» **Written exercise**: Go through the material and pull out every line with the string "Zero" in it.

──────── Stored rows ────────

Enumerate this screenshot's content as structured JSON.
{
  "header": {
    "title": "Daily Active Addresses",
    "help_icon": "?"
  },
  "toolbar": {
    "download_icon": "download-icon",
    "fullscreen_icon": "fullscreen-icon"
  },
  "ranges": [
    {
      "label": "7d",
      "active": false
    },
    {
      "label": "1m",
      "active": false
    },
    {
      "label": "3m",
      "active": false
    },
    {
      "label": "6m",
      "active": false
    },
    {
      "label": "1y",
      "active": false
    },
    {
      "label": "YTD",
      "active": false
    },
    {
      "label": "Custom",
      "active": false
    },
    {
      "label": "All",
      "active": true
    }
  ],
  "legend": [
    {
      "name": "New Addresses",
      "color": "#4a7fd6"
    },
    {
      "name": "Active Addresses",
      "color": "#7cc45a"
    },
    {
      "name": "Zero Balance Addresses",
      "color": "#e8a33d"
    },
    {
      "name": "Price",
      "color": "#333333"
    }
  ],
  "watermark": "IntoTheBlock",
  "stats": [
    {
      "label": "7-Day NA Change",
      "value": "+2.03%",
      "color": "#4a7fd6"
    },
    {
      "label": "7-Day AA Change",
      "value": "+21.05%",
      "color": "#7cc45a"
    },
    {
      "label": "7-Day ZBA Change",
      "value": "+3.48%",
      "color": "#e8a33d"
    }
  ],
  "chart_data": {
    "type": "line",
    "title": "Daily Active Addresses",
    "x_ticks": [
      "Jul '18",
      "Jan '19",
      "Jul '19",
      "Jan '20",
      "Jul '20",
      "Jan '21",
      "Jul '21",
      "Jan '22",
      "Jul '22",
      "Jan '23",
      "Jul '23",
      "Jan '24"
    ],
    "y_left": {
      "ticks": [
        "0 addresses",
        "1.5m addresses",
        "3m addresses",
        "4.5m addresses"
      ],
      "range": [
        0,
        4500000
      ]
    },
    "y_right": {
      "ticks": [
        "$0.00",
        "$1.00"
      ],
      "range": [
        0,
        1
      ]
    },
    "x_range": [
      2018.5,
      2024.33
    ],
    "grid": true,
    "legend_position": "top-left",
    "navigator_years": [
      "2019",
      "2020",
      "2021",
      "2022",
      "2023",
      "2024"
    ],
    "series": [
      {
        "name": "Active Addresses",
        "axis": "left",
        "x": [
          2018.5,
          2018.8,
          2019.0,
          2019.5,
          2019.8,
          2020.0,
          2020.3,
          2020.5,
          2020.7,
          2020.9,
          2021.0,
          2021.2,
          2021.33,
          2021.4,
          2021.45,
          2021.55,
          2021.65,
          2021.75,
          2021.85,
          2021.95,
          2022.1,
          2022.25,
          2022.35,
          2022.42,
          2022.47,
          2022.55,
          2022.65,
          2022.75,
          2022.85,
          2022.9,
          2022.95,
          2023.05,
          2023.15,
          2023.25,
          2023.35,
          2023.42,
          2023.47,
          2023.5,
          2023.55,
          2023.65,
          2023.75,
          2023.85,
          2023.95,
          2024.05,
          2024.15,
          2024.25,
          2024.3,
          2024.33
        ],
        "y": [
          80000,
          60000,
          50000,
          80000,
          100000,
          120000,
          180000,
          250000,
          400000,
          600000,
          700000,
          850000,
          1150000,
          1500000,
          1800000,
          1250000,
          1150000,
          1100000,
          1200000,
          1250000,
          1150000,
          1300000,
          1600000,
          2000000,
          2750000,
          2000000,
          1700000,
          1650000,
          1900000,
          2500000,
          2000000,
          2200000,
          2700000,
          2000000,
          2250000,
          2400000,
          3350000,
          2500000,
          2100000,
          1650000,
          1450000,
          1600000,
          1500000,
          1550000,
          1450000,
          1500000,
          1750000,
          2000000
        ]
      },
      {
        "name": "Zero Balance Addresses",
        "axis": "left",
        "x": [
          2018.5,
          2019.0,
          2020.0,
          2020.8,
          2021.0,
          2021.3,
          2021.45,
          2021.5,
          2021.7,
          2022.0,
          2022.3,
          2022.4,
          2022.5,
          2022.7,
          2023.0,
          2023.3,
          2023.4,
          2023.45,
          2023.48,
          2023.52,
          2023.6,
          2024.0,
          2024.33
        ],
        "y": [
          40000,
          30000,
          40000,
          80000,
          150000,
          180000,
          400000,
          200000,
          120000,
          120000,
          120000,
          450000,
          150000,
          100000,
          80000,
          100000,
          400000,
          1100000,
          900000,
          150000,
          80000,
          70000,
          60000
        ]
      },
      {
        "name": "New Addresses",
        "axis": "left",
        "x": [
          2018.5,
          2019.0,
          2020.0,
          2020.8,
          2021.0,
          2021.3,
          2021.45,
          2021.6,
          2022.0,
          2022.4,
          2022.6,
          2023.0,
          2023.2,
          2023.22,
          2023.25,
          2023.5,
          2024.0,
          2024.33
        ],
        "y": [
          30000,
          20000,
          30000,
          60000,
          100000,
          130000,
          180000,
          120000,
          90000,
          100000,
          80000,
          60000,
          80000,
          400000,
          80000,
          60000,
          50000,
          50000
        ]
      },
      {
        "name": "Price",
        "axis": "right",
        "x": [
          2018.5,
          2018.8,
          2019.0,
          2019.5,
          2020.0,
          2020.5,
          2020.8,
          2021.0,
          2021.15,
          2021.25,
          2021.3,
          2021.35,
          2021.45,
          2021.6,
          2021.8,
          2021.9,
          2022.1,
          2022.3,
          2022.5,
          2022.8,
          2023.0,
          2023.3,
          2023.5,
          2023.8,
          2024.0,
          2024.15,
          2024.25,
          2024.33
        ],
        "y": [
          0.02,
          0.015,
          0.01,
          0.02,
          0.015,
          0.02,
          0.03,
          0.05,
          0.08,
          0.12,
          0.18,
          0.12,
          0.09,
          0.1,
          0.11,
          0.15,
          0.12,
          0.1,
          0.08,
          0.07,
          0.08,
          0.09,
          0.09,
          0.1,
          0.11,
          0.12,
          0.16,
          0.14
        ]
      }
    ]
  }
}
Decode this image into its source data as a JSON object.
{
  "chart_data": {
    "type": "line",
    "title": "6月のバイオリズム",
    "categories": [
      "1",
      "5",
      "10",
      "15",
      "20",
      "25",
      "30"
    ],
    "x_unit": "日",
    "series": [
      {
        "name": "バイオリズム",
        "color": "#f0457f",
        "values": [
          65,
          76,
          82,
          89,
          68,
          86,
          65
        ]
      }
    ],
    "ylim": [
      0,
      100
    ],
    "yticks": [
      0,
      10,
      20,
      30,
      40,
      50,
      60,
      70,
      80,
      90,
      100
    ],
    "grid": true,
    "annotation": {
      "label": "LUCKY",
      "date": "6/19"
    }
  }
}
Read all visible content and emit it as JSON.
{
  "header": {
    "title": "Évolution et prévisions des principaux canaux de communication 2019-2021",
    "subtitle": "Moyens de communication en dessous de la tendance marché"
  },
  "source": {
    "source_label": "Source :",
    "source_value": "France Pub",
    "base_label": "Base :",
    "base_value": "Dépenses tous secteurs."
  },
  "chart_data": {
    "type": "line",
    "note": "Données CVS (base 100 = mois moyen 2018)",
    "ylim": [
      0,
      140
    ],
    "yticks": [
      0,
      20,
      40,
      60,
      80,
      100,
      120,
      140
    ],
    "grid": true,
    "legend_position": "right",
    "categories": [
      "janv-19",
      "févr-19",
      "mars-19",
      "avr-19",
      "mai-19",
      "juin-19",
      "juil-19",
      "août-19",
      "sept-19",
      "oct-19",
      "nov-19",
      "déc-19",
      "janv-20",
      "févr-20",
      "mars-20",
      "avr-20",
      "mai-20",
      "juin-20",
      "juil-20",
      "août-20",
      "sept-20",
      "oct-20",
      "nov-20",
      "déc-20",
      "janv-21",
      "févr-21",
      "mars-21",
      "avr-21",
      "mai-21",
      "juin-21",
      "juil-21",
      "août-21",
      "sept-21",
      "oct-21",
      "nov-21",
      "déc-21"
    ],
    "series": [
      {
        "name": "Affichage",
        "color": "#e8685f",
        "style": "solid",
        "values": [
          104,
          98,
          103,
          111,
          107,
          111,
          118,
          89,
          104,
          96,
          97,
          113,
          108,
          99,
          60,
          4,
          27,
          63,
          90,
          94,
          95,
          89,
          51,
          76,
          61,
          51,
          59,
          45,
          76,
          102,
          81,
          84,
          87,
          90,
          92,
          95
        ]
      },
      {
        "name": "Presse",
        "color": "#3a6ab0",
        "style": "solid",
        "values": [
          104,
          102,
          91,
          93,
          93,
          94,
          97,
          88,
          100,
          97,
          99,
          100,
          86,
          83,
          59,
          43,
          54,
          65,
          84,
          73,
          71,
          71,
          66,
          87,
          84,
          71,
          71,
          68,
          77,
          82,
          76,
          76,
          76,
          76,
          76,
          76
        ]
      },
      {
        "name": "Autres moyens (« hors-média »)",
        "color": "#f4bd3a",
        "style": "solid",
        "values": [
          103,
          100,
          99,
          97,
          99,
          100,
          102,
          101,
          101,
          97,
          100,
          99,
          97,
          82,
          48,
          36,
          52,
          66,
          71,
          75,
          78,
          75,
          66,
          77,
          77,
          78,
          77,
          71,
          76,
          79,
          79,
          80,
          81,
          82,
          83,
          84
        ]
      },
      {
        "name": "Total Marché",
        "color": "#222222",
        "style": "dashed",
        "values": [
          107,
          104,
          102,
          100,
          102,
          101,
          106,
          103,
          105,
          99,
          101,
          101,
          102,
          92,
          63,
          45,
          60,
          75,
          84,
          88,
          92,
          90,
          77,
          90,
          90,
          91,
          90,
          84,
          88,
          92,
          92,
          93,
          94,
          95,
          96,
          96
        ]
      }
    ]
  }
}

────────

» **Finished exercise**:
      "name": "Zero Balance Addresses",
        "name": "Zero Balance Addresses",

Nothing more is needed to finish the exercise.